Your task is to repeat the listing exactly.

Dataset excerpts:
▬▬▬▬▬▬

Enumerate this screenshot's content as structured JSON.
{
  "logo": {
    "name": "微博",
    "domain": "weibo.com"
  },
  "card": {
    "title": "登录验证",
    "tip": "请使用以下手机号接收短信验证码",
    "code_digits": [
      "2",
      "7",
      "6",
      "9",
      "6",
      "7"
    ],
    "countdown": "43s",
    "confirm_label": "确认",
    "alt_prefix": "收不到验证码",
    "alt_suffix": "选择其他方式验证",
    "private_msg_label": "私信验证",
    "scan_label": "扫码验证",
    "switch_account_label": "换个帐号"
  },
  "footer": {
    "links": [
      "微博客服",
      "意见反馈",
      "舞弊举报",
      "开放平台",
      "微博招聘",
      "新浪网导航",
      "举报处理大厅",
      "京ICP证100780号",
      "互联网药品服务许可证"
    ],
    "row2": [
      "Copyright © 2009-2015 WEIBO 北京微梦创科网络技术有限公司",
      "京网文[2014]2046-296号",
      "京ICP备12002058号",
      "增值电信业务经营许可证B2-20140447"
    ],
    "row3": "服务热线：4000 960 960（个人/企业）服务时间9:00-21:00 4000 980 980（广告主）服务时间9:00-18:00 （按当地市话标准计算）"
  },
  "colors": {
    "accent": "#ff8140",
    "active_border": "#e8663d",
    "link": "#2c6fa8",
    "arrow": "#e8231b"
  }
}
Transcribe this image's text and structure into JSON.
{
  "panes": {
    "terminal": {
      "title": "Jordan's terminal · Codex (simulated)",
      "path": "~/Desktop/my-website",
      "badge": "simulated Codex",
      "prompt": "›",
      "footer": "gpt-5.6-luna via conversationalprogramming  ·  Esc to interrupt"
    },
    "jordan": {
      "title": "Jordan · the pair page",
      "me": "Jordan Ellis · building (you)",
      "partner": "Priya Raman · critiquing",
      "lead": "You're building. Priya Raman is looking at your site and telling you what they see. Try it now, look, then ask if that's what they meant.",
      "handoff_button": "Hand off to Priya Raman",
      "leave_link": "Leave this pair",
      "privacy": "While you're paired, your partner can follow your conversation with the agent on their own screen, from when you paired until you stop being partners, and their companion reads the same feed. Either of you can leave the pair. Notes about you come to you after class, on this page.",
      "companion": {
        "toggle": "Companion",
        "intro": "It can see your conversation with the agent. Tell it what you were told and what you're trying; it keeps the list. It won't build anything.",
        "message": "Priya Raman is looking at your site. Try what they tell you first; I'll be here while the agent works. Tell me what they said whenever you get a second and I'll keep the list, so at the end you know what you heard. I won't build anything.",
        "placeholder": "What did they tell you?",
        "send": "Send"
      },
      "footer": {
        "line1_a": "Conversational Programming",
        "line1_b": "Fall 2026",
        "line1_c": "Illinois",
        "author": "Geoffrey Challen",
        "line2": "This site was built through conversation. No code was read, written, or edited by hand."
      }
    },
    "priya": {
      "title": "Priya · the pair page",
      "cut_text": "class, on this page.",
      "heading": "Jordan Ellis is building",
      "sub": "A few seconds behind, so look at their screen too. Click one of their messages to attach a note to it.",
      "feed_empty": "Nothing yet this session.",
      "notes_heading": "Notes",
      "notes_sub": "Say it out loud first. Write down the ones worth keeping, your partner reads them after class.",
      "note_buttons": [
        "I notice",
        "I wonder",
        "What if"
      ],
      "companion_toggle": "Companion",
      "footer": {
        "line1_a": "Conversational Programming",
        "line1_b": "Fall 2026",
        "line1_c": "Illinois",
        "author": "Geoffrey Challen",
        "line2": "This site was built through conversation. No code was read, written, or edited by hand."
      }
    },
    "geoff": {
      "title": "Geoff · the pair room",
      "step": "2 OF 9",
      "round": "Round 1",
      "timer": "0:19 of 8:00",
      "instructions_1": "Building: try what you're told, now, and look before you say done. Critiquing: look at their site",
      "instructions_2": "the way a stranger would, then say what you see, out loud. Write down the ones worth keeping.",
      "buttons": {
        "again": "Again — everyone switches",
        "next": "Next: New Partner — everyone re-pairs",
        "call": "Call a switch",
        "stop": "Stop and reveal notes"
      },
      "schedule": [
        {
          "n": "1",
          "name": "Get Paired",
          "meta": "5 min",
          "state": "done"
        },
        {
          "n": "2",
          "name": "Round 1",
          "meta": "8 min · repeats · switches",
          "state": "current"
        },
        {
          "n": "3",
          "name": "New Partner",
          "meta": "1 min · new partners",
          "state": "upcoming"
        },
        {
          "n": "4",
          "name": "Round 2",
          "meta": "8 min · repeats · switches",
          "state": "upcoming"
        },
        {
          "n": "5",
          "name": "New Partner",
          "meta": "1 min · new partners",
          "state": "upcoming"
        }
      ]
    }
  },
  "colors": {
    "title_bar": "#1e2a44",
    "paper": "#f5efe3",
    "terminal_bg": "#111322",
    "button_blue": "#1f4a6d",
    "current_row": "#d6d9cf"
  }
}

▬▬▬▬▬▬

### Exercise output
Enumerate this screenshot's content as structured JSON.
{
  "logo": {
    "name": "微博",
    "domain": "weibo.com"
  },
  "card": {
    "title": "登录验证",
    "tip": "请使用以下手机号接收短信验证码",
    "code_digits": [
      "2",
      "7",
      "6",
      "9",
      "6",
      "7"
    ],
    "countdown": "43s",
    "confirm_label": "确认",
    "alt_prefix": "收不到验证码",
    "alt_suffix": "选择其他方式验证",
    "private_msg_label": "私信验证",
    "scan_label": "扫码验证",
    "switch_account_label": "换个帐号"
  },
  "footer": {
    "links": [
      "微博客服",
      "意见反馈",
      "舞弊举报",
      "开放平台",
      "微博招聘",
      "新浪网导航",
      "举报处理大厅",
      "京ICP证100780号",
      "互联网药品服务许可证"
    ],
    "row2": [
      "Copyright © 2009-2015 WEIBO 北京微梦创科网络技术有限公司",
      "京网文[2014]2046-296号",
      "京ICP备12002058号",
      "增值电信业务经营许可证B2-20140447"
    ],
    "row3": "服务热线：4000 960 960（个人/企业）服务时间9:00-21:00 4000 980 980（广告主）服务时间9:00-18:00 （按当地市话标准计算）"
  },
  "colors": {
    "accent": "#ff8140",
    "active_border": "#e8663d",
    "link": "#2c6fa8",
    "arrow": "#e8231b"
  }
}
Transcribe this image's text and structure into JSON.
{
  "panes": {
    "terminal": {
      "title": "Jordan's terminal · Codex (simulated)",
      "path": "~/Desktop/my-website",
      "badge": "simulated Codex",
      "prompt": "›",
      "footer": "gpt-5.6-luna via conversationalprogramming  ·  Esc to interrupt"
    },
    "jordan": {
      "title": "Jordan · the pair page",
      "me": "Jordan Ellis · building (you)",
      "partner": "Priya Raman · critiquing",
      "lead": "You're building. Priya Raman is looking at your site and telling you what they see. Try it now, look, then ask if that's what they meant.",
      "handoff_button": "Hand off to Priya Raman",
      "leave_link": "Leave this pair",
      "privacy": "While you're paired, your partner can follow your conversation with the agent on their own screen, from when you paired until you stop being partners, and their companion reads the same feed. Either of you can leave the pair. Notes about you come to you after class, on this page.",
      "companion": {
        "toggle": "Companion",
        "intro": "It can see your conversation with the agent. Tell it what you were told and what you're trying; it keeps the list. It won't build anything.",
        "message": "Priya Raman is looking at your site. Try what they tell you first; I'll be here while the agent works. Tell me what they said whenever you get a second and I'll keep the list, so at the end you know what you heard. I won't build anything.",
        "placeholder": "What did they tell you?",
        "send": "Send"
      },
      "footer": {
        "line1_a": "Conversational Programming",
        "line1_b": "Fall 2026",
        "line1_c": "Illinois",
        "author": "Geoffrey Challen",
        "line2": "This site was built through conversation. No code was read, written, or edited by hand."
      }
    },
    "priya": {
      "title": "Priya · the pair page",
      "cut_text": "class, on this page.",
      "heading": "Jordan Ellis is building",
      "sub": "A few seconds behind, so look at their screen too. Click one of their messages to attach a note to it.",
      "feed_empty": "Nothing yet this session.",
      "notes_heading": "Notes",
      "notes_sub": "Say it out loud first. Write down the ones worth keeping, your partner reads them after class.",
      "note_buttons": [
        "I notice",
        "I wonder",
        "What if"
      ],
      "companion_toggle": "Companion",
      "footer": {
        "line1_a": "Conversational Programming",
        "line1_b": "Fall 2026",
        "line1_c": "Illinois",
        "author": "Geoffrey Challen",
        "line2": "This site was built through conversation. No code was read, written, or edited by hand."
      }
    },
    "geoff": {
      "title": "Geoff · the pair room",
      "step": "2 OF 9",
      "round": "Round 1",
      "timer": "0:19 of 8:00",
      "instructions_1": "Building: try what you're told, now, and look before you say done. Critiquing: look at their site",
      "instructions_2": "the way a stranger would, then say what you see, out loud. Write down the ones worth keeping.",
      "buttons": {
        "again": "Again — everyone switches",
        "next": "Next: New Partner — everyone re-pairs",
        "call": "Call a switch",
        "stop": "Stop and reveal notes"
      },
      "schedule": [
        {
          "n": "1",
          "name": "Get Paired",
          "meta": "5 min",
          "state": "done"
        },
        {
          "n": "2",
          "name": "Round 1",
          "meta": "8 min · repeats · switches",
          "state": "current"
        },
        {
          "n": "3",
          "name": "New Partner",
          "meta": "1 min · new partners",
          "state": "upcoming"
        },
        {
          "n": "4",
          "name": "Round 2",
          "meta": "8 min · repeats · switches",
          "state": "upcoming"
        },
        {
          "n": "5",
          "name": "New Partner",
          "meta": "1 min · new partners",
          "state": "upcoming"
        }
      ]
    }
  },
  "colors": {
    "title_bar": "#1e2a44",
    "paper": "#f5efe3",
    "terminal_bg": "#111322",
    "button_blue": "#1f4a6d",
    "current_row": "#d6d9cf"
  }
}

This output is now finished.